**WHAT YOU NEED TO DO:**
Copy the carrot study text starting at "Exploring the anticonvulsant" and ending at "for epilepsy treatment.", switching "Daucus carota L." to "wild carrot" wherever it occurs.

Exploring the anticonvulsant potential of Daucus carota L.: A combined in silico and in vivo study for epilepsy therapy development

Abstract

Background

Epilepsy is a neurological disorder characterized by recurrent seizures that significantly impact quality of life. Current treatments rely on conventional antiepileptic drugs (AEDs), which often present limitations such as inadequate efficacy, severe side effects, and the potential for drug resistance. This underscores the need for alternative therapies. This study aimed to explore the therapeutic potential of phytoconstituents from Daucus carota L. [the Chinese name: 胡萝卜, hú luó bo)] as a novel approach for epilepsy treatment.

Methods

We adopted a comprehensive methodology integrating both in silico and in vivo approaches. Bioinformatic techniques, including gene set enrichment, network pharmacology using KEGG pathway analysis and Cytoscape tool and molecular docking using PyRx and Discovery studio tools, were employed. Additionally, LC‒MS analysis was performed to characterize the phytoconstituents present in the ethanolic extract. In vivo evaluations were conducted via the maximal electroshock (MES) model in Swiss albino mice to assess the anticonvulsant effects of the extract and combination therapy with phenobarbital sodium (PBT).

Results

Molecular docking revealed significant binding affinities for apigenin (-6.7 kcal/mol) and luteolin (-6.6 kcal/mol) with GABRA1, suggesting their potential to enhance GABAergic signaling. LC‒MS analysis confirmed the presence of key bioactive compounds identified through in silico studies. The ethanolic extract yielded a substantial amount of bioactive compounds and demonstrated significant efficacy in the MES model by reducing seizure duration at a dose of 400 mg/kg (p < 0.01). Combination therapy with phenobarbital further enhanced the anticonvulsant effects, particularly in reducing extensor activity and clonus (p < 0.001).

Conclusion

These findings suggest that phytoconstituents from Daucus carota L. possess significant therapeutic potential as adjunctive treatments for epilepsy through the modulation of GABAergic activity and calcium channel function. These results provide a compelling rationale for further preclinical and clinical investigations into the efficacy and safety of these natural compounds in the treatment of epilepsy.

(Structured page parsing data)
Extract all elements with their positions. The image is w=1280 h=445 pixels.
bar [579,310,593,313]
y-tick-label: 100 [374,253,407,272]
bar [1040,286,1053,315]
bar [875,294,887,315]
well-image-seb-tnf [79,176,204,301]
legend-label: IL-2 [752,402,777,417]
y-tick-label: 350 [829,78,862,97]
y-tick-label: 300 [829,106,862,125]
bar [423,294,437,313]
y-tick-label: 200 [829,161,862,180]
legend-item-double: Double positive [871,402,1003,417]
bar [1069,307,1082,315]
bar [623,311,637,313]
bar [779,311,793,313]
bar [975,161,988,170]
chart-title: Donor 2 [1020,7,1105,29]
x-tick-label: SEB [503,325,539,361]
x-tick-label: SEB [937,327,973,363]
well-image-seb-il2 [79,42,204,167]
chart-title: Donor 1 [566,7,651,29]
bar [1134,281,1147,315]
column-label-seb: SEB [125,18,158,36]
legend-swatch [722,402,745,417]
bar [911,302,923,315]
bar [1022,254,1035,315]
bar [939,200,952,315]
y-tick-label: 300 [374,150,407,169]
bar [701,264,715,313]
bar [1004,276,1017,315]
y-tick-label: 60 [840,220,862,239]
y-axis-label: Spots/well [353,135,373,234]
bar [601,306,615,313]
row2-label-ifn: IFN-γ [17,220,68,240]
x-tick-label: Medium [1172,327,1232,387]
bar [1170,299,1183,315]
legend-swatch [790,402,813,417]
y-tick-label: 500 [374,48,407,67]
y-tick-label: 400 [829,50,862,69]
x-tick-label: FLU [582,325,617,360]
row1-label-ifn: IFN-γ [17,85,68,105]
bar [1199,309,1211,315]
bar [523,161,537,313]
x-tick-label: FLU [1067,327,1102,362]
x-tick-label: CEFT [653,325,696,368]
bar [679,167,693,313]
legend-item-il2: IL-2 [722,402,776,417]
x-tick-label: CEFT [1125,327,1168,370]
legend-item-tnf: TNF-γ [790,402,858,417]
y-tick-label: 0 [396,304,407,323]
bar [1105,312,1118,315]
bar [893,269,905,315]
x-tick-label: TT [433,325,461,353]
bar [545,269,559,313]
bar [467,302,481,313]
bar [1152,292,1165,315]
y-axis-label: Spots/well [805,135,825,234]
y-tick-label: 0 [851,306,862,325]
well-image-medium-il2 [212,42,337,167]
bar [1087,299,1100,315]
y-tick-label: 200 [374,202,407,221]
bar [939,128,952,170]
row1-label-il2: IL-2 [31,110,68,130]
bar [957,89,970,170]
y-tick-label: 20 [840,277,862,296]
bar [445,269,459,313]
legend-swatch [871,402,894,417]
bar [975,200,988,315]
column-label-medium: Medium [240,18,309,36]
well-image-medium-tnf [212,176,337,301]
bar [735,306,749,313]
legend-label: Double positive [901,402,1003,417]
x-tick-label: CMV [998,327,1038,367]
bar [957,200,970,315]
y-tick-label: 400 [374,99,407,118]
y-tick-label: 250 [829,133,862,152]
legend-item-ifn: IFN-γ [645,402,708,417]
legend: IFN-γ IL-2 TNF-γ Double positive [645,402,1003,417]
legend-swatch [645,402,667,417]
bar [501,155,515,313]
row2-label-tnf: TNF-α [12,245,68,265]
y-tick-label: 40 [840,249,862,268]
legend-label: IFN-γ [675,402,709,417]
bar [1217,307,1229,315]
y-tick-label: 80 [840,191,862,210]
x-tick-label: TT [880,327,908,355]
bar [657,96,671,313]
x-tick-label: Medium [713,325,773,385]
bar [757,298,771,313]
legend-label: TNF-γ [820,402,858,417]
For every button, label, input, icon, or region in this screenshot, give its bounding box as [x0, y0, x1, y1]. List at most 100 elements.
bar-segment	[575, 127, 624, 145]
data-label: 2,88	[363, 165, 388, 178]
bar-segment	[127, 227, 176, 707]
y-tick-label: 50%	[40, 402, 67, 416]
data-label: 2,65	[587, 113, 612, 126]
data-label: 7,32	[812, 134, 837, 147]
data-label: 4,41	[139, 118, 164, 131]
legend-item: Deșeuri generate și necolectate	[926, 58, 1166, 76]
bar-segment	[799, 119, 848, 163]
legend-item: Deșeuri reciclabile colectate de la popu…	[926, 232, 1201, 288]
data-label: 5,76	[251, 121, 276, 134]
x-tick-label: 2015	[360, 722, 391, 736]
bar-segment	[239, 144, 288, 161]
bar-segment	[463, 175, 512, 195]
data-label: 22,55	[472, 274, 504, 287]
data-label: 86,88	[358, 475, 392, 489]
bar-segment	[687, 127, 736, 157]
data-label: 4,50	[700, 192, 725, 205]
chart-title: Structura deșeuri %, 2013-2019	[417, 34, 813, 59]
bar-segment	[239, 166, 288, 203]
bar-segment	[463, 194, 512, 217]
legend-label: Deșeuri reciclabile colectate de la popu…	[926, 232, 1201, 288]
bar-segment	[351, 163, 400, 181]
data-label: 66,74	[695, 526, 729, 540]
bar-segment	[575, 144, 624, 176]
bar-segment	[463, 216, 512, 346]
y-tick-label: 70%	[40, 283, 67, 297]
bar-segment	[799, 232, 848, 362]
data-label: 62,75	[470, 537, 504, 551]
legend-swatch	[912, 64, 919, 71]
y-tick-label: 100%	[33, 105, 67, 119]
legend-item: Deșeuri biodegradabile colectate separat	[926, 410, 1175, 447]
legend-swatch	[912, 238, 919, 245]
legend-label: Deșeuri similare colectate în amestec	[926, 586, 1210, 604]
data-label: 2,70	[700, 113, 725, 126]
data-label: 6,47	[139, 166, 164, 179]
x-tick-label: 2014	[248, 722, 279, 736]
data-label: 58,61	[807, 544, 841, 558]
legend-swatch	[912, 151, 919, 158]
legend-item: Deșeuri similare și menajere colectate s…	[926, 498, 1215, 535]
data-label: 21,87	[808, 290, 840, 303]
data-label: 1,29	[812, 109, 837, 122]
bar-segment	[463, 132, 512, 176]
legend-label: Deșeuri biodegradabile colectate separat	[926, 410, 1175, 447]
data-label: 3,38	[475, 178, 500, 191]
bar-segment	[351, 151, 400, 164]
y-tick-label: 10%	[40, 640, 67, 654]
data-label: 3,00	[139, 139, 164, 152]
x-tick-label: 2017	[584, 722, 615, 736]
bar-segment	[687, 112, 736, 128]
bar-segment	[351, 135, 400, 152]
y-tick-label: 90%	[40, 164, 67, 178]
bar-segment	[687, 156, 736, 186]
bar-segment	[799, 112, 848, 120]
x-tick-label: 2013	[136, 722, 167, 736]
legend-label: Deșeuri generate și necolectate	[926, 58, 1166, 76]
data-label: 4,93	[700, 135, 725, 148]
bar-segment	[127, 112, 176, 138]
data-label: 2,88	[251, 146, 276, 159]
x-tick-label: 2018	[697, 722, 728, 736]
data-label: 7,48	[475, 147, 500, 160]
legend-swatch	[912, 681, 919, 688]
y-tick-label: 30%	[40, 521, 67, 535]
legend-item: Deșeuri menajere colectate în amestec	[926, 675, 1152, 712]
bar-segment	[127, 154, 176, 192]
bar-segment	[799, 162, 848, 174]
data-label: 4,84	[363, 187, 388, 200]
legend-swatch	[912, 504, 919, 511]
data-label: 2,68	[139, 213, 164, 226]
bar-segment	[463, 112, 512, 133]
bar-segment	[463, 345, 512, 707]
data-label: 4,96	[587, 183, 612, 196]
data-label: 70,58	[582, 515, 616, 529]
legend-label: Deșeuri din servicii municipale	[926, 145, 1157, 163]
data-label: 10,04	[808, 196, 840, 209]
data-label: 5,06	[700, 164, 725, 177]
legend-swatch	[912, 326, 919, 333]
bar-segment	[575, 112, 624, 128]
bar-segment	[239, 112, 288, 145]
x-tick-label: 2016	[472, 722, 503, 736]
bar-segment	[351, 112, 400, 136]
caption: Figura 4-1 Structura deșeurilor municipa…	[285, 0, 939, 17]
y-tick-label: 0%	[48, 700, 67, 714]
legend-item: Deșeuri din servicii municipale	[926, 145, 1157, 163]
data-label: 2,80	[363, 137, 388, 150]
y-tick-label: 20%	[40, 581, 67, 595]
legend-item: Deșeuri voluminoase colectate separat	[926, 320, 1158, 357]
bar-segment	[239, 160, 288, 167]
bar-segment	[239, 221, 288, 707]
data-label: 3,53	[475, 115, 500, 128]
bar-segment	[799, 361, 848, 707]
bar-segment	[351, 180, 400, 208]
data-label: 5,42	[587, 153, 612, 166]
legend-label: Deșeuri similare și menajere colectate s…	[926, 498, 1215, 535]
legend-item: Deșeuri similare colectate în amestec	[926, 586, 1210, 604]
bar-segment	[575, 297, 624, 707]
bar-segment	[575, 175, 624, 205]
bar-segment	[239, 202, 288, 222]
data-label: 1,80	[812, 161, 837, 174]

**ANSWER TO THE EXERCISE:**
Exploring the anticonvulsant potential of wild carrot: A combined in silico and in vivo study for epilepsy therapy development

Abstract

Background

Epilepsy is a neurological disorder characterized by recurrent seizures that significantly impact quality of life. Current treatments rely on conventional antiepileptic drugs (AEDs), which often present limitations such as inadequate efficacy, severe side effects, and the potential for drug resistance. This underscores the need for alternative therapies. This study aimed to explore the therapeutic potential of phytoconstituents from wild carrot [the Chinese name: 胡萝卜, hú luó bo)] as a novel approach for epilepsy treatment.